Copy out every line of the records where the string "type" occurs.
══════════════════════════════
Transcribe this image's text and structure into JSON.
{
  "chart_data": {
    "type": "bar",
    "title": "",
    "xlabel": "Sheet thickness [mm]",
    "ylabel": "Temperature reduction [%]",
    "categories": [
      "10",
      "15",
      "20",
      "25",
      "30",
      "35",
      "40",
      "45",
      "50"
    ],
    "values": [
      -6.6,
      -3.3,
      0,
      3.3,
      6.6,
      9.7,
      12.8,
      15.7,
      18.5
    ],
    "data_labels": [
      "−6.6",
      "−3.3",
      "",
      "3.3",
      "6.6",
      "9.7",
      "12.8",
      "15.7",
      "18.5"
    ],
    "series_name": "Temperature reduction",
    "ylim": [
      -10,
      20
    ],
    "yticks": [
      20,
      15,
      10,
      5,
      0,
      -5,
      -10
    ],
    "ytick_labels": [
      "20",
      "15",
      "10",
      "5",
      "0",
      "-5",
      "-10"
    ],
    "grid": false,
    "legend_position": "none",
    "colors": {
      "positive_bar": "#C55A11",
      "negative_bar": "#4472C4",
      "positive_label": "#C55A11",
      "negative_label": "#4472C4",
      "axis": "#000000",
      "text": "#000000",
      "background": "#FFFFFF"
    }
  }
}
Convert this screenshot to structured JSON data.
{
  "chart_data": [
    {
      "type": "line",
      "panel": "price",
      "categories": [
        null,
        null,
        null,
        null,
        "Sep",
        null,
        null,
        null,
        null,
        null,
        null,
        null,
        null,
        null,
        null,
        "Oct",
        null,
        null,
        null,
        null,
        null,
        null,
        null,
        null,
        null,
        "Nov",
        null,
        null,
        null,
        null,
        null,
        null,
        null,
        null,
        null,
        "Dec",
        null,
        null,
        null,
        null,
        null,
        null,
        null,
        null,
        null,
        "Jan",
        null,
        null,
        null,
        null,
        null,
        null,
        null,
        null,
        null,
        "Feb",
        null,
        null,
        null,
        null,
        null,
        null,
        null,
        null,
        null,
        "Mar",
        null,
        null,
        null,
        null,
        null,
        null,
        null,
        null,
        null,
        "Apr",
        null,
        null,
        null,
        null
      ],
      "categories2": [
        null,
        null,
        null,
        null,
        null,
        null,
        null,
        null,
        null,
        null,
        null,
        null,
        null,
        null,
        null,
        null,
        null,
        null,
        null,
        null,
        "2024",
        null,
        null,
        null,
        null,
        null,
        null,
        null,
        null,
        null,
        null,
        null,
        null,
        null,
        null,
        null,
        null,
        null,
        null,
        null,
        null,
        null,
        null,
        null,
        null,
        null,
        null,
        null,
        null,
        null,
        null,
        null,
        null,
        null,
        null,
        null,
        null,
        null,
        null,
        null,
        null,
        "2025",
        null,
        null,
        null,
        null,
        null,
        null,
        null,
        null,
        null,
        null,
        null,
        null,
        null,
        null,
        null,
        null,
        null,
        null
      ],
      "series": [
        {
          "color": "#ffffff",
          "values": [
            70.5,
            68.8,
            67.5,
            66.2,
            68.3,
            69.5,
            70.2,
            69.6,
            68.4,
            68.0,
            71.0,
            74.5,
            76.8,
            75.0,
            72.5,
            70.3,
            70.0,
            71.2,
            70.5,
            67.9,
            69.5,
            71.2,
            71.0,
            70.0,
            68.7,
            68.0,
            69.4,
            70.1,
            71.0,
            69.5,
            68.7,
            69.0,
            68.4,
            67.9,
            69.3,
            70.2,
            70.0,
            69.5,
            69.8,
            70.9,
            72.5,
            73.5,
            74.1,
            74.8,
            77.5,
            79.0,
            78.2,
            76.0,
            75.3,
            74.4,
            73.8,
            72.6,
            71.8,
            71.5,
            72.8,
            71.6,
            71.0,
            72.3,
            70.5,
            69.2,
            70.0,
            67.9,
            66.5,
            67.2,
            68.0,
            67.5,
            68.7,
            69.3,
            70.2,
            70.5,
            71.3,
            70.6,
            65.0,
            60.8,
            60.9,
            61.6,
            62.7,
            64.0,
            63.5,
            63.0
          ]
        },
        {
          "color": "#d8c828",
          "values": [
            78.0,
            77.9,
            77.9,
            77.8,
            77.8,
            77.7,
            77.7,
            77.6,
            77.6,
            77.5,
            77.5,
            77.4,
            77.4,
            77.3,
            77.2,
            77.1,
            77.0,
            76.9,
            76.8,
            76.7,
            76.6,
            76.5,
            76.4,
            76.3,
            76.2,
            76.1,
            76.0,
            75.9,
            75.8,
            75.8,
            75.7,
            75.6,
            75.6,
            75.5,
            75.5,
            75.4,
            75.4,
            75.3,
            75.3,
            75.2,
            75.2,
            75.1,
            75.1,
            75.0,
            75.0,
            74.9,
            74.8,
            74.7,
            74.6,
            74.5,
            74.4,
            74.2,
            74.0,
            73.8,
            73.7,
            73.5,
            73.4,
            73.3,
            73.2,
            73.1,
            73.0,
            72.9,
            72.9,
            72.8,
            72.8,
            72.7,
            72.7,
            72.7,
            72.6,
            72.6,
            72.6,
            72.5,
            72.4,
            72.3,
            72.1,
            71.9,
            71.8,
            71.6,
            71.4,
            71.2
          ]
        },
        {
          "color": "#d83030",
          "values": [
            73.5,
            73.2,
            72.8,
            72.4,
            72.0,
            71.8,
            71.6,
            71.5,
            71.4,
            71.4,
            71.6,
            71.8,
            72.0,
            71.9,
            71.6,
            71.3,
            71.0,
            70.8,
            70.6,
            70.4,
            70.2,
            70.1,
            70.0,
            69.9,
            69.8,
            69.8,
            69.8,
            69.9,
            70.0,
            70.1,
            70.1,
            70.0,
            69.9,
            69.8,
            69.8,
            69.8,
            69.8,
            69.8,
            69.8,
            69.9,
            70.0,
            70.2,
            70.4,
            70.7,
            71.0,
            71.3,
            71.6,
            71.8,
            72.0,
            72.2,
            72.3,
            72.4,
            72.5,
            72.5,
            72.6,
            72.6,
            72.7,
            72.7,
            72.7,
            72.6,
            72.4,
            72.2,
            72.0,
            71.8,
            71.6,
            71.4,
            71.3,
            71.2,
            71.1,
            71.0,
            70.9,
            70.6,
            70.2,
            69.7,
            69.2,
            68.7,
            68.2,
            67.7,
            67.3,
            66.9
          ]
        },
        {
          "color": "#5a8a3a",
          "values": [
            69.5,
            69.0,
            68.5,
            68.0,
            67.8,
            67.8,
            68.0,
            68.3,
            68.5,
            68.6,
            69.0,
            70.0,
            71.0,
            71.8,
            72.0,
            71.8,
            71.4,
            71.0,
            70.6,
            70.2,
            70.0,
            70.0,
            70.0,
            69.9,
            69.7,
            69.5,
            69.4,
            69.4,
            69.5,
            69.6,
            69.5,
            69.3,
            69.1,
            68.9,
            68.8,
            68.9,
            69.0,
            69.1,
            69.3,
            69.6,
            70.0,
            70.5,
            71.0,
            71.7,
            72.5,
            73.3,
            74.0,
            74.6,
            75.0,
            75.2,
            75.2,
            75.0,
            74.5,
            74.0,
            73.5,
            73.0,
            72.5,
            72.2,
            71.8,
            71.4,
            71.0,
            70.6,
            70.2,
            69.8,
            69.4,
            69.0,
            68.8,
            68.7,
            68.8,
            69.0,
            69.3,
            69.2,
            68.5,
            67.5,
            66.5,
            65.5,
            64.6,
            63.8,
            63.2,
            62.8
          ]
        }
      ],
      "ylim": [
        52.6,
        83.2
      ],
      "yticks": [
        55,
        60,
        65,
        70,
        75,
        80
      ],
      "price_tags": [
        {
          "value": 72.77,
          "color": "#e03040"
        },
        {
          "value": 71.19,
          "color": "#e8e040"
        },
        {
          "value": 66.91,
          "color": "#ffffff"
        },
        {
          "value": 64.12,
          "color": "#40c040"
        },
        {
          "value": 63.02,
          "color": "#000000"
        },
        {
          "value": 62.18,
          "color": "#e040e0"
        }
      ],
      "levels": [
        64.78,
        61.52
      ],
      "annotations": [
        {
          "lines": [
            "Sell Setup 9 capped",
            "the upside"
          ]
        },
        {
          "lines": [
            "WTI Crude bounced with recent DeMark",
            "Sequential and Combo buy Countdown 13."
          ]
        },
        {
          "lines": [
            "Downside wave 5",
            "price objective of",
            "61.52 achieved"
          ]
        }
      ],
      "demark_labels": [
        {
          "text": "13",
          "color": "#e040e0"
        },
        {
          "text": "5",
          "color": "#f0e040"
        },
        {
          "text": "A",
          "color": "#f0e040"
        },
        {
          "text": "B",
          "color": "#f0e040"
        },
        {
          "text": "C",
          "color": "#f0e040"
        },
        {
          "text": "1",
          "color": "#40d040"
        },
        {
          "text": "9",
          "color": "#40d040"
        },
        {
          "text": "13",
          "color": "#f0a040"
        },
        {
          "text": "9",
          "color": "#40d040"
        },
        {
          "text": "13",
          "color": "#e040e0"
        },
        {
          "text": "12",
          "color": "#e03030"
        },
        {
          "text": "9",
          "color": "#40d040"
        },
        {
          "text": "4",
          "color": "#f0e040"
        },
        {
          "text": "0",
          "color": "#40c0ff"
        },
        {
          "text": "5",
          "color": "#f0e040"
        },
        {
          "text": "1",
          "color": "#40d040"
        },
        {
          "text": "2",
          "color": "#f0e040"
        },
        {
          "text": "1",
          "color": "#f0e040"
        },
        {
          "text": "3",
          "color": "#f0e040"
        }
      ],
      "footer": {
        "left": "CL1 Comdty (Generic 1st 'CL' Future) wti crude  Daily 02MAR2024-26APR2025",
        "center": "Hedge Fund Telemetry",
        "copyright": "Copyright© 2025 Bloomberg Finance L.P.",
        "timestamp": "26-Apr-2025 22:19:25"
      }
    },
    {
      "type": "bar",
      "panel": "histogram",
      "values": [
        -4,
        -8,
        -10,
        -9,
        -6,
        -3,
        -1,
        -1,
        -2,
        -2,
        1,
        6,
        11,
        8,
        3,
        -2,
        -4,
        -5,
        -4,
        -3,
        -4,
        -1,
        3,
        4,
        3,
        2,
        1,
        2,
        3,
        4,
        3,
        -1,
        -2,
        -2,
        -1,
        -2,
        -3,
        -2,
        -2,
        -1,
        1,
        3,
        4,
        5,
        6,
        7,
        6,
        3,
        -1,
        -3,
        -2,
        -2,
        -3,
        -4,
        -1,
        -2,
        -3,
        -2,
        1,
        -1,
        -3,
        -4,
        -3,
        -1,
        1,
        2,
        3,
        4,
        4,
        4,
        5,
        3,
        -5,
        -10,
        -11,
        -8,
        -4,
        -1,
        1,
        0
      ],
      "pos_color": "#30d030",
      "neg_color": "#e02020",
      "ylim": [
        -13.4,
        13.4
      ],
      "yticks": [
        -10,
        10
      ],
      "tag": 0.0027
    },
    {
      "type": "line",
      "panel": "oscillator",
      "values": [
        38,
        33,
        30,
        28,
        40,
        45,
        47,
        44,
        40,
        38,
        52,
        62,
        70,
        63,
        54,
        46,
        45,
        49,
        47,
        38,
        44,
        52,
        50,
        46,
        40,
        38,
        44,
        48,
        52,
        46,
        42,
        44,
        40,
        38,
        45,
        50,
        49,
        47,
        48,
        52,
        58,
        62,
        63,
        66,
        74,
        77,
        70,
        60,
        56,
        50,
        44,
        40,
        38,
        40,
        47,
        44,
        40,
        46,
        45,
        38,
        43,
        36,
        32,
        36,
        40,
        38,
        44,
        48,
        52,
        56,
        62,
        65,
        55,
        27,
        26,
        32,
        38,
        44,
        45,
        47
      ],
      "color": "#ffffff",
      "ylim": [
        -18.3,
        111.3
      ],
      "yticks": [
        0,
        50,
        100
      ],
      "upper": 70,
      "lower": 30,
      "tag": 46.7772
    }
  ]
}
══════════════════════════════
[Correct output]
    "type": "bar",
      "type": "line",
      "type": "bar",
      "type": "line",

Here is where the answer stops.